Items from a data source:
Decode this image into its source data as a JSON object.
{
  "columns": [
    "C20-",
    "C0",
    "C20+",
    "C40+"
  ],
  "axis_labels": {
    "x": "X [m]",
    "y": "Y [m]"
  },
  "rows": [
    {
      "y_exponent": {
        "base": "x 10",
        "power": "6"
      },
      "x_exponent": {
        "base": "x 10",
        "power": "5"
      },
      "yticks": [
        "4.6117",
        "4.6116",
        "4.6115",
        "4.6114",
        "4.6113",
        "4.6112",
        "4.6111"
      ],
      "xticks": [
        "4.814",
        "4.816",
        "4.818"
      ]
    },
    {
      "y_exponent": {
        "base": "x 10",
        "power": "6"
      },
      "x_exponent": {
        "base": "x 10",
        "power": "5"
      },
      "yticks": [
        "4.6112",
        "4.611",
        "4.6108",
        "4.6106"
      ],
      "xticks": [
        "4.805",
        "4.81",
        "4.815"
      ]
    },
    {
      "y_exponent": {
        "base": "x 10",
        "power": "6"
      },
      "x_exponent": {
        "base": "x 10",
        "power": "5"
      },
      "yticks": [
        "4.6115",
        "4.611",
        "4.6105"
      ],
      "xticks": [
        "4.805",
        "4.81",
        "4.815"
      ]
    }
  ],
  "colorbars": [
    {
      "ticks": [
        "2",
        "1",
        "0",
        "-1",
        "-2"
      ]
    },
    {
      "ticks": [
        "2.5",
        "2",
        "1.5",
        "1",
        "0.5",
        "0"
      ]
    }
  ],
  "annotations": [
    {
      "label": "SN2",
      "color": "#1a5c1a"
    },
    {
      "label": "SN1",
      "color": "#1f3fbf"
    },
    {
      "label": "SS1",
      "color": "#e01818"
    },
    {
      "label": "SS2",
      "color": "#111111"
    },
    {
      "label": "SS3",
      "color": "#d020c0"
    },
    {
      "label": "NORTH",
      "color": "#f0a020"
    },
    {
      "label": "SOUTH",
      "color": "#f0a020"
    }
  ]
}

--- Work required ---
Set down the material above again, word for word.

--- Output ---
Decode this image into its source data as a JSON object.
{
  "columns": [
    "C20-",
    "C0",
    "C20+",
    "C40+"
  ],
  "axis_labels": {
    "x": "X [m]",
    "y": "Y [m]"
  },
  "rows": [
    {
      "y_exponent": {
        "base": "x 10",
        "power": "6"
      },
      "x_exponent": {
        "base": "x 10",
        "power": "5"
      },
      "yticks": [
        "4.6117",
        "4.6116",
        "4.6115",
        "4.6114",
        "4.6113",
        "4.6112",
        "4.6111"
      ],
      "xticks": [
        "4.814",
        "4.816",
        "4.818"
      ]
    },
    {
      "y_exponent": {
        "base": "x 10",
        "power": "6"
      },
      "x_exponent": {
        "base": "x 10",
        "power": "5"
      },
      "yticks": [
        "4.6112",
        "4.611",
        "4.6108",
        "4.6106"
      ],
      "xticks": [
        "4.805",
        "4.81",
        "4.815"
      ]
    },
    {
      "y_exponent": {
        "base": "x 10",
        "power": "6"
      },
      "x_exponent": {
        "base": "x 10",
        "power": "5"
      },
      "yticks": [
        "4.6115",
        "4.611",
        "4.6105"
      ],
      "xticks": [
        "4.805",
        "4.81",
        "4.815"
      ]
    }
  ],
  "colorbars": [
    {
      "ticks": [
        "2",
        "1",
        "0",
        "-1",
        "-2"
      ]
    },
    {
      "ticks": [
        "2.5",
        "2",
        "1.5",
        "1",
        "0.5",
        "0"
      ]
    }
  ],
  "annotations": [
    {
      "label": "SN2",
      "color": "#1a5c1a"
    },
    {
      "label": "SN1",
      "color": "#1f3fbf"
    },
    {
      "label": "SS1",
      "color": "#e01818"
    },
    {
      "label": "SS2",
      "color": "#111111"
    },
    {
      "label": "SS3",
      "color": "#d020c0"
    },
    {
      "label": "NORTH",
      "color": "#f0a020"
    },
    {
      "label": "SOUTH",
      "color": "#f0a020"
    }
  ]
}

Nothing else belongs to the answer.